Omit the pictures, then write out every entry exactly as it reads.
*** Data excerpts
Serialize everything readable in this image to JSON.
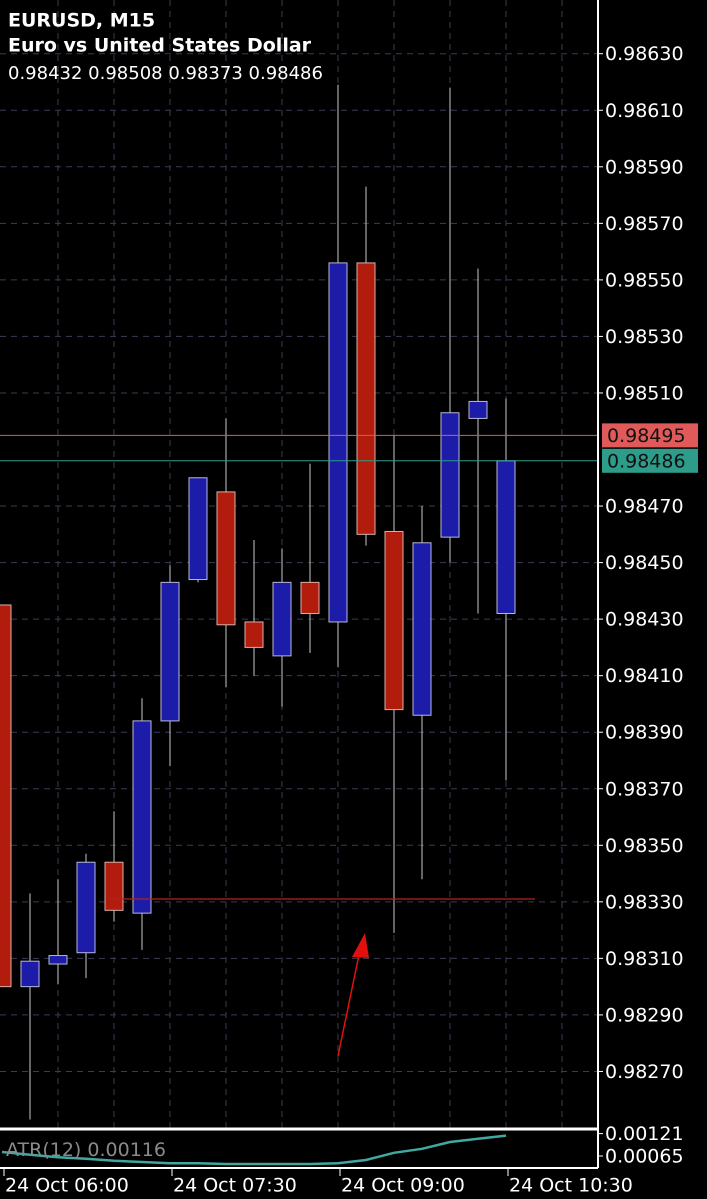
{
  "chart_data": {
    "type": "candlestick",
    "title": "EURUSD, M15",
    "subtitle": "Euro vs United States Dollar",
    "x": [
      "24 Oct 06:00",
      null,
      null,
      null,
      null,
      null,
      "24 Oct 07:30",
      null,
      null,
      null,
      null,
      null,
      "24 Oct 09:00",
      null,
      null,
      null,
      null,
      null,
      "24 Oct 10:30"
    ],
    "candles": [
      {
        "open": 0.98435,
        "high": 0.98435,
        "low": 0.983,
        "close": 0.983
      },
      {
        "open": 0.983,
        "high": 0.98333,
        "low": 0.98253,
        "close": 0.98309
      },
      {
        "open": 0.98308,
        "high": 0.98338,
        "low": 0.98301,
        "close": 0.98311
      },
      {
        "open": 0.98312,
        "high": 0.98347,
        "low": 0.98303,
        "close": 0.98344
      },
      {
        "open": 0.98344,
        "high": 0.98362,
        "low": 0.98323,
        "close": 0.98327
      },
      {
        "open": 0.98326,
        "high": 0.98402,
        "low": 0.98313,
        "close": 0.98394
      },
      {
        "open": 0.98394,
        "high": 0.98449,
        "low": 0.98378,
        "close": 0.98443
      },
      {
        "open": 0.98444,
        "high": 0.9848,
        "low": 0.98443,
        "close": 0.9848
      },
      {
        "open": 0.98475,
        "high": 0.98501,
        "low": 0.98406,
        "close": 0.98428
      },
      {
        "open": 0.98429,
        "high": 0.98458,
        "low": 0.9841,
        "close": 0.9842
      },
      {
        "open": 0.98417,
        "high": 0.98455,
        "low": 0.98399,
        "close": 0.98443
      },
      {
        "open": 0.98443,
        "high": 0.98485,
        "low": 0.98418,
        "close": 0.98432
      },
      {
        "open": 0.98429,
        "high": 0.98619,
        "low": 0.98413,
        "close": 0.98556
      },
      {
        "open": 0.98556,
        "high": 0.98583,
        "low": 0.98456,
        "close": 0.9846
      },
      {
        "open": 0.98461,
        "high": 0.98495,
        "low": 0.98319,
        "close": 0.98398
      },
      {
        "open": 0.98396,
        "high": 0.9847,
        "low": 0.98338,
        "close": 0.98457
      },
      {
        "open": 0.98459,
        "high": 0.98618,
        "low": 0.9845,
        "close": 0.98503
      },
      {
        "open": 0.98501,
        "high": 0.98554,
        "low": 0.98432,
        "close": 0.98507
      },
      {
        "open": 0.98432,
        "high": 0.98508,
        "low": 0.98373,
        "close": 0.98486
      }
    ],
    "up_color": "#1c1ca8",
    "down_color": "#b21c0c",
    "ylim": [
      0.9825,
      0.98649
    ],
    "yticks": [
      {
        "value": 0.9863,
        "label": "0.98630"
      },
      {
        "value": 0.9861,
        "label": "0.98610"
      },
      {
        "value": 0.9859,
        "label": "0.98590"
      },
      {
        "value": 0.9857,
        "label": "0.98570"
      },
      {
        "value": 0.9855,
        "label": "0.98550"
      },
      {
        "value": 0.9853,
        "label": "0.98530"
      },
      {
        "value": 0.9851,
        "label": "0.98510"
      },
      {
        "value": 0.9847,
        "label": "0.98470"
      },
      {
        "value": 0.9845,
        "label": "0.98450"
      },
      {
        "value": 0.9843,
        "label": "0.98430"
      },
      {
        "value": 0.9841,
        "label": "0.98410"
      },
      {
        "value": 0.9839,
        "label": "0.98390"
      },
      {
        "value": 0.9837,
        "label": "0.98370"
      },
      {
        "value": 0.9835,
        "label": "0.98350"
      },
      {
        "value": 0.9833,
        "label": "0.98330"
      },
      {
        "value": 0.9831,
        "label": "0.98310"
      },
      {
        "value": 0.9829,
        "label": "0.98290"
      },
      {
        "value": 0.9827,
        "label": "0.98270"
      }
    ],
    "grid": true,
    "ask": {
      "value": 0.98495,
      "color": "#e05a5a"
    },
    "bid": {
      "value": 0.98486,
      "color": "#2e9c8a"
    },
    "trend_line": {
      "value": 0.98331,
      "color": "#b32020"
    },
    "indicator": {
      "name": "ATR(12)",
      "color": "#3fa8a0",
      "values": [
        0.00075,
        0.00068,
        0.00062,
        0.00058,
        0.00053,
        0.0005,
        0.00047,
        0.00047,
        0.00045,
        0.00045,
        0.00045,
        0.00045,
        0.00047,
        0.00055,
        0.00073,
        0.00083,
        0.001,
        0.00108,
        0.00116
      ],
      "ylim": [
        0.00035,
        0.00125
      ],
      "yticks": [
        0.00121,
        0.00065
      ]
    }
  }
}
******
# [Task answer]
Serialize everything readable in this image to JSON.
{
  "chart_data": {
    "type": "candlestick",
    "title": "EURUSD, M15",
    "subtitle": "Euro vs United States Dollar",
    "x": [
      "24 Oct 06:00",
      null,
      null,
      null,
      null,
      null,
      "24 Oct 07:30",
      null,
      null,
      null,
      null,
      null,
      "24 Oct 09:00",
      null,
      null,
      null,
      null,
      null,
      "24 Oct 10:30"
    ],
    "candles": [
      {
        "open": 0.98435,
        "high": 0.98435,
        "low": 0.983,
        "close": 0.983
      },
      {
        "open": 0.983,
        "high": 0.98333,
        "low": 0.98253,
        "close": 0.98309
      },
      {
        "open": 0.98308,
        "high": 0.98338,
        "low": 0.98301,
        "close": 0.98311
      },
      {
        "open": 0.98312,
        "high": 0.98347,
        "low": 0.98303,
        "close": 0.98344
      },
      {
        "open": 0.98344,
        "high": 0.98362,
        "low": 0.98323,
        "close": 0.98327
      },
      {
        "open": 0.98326,
        "high": 0.98402,
        "low": 0.98313,
        "close": 0.98394
      },
      {
        "open": 0.98394,
        "high": 0.98449,
        "low": 0.98378,
        "close": 0.98443
      },
      {
        "open": 0.98444,
        "high": 0.9848,
        "low": 0.98443,
        "close": 0.9848
      },
      {
        "open": 0.98475,
        "high": 0.98501,
        "low": 0.98406,
        "close": 0.98428
      },
      {
        "open": 0.98429,
        "high": 0.98458,
        "low": 0.9841,
        "close": 0.9842
      },
      {
        "open": 0.98417,
        "high": 0.98455,
        "low": 0.98399,
        "close": 0.98443
      },
      {
        "open": 0.98443,
        "high": 0.98485,
        "low": 0.98418,
        "close": 0.98432
      },
      {
        "open": 0.98429,
        "high": 0.98619,
        "low": 0.98413,
        "close": 0.98556
      },
      {
        "open": 0.98556,
        "high": 0.98583,
        "low": 0.98456,
        "close": 0.9846
      },
      {
        "open": 0.98461,
        "high": 0.98495,
        "low": 0.98319,
        "close": 0.98398
      },
      {
        "open": 0.98396,
        "high": 0.9847,
        "low": 0.98338,
        "close": 0.98457
      },
      {
        "open": 0.98459,
        "high": 0.98618,
        "low": 0.9845,
        "close": 0.98503
      },
      {
        "open": 0.98501,
        "high": 0.98554,
        "low": 0.98432,
        "close": 0.98507
      },
      {
        "open": 0.98432,
        "high": 0.98508,
        "low": 0.98373,
        "close": 0.98486
      }
    ],
    "up_color": "#1c1ca8",
    "down_color": "#b21c0c",
    "ylim": [
      0.9825,
      0.98649
    ],
    "yticks": [
      {
        "value": 0.9863,
        "label": "0.98630"
      },
      {
        "value": 0.9861,
        "label": "0.98610"
      },
      {
        "value": 0.9859,
        "label": "0.98590"
      },
      {
        "value": 0.9857,
        "label": "0.98570"
      },
      {
        "value": 0.9855,
        "label": "0.98550"
      },
      {
        "value": 0.9853,
        "label": "0.98530"
      },
      {
        "value": 0.9851,
        "label": "0.98510"
      },
      {
        "value": 0.9847,
        "label": "0.98470"
      },
      {
        "value": 0.9845,
        "label": "0.98450"
      },
      {
        "value": 0.9843,
        "label": "0.98430"
      },
      {
        "value": 0.9841,
        "label": "0.98410"
      },
      {
        "value": 0.9839,
        "label": "0.98390"
      },
      {
        "value": 0.9837,
        "label": "0.98370"
      },
      {
        "value": 0.9835,
        "label": "0.98350"
      },
      {
        "value": 0.9833,
        "label": "0.98330"
      },
      {
        "value": 0.9831,
        "label": "0.98310"
      },
      {
        "value": 0.9829,
        "label": "0.98290"
      },
      {
        "value": 0.9827,
        "label": "0.98270"
      }
    ],
    "grid": true,
    "ask": {
      "value": 0.98495,
      "color": "#e05a5a"
    },
    "bid": {
      "value": 0.98486,
      "color": "#2e9c8a"
    },
    "trend_line": {
      "value": 0.98331,
      "color": "#b32020"
    },
    "indicator": {
      "name": "ATR(12)",
      "color": "#3fa8a0",
      "values": [
        0.00075,
        0.00068,
        0.00062,
        0.00058,
        0.00053,
        0.0005,
        0.00047,
        0.00047,
        0.00045,
        0.00045,
        0.00045,
        0.00045,
        0.00047,
        0.00055,
        0.00073,
        0.00083,
        0.001,
        0.00108,
        0.00116
      ],
      "ylim": [
        0.00035,
        0.00125
      ],
      "yticks": [
        0.00121,
        0.00065
      ]
    }
  }
}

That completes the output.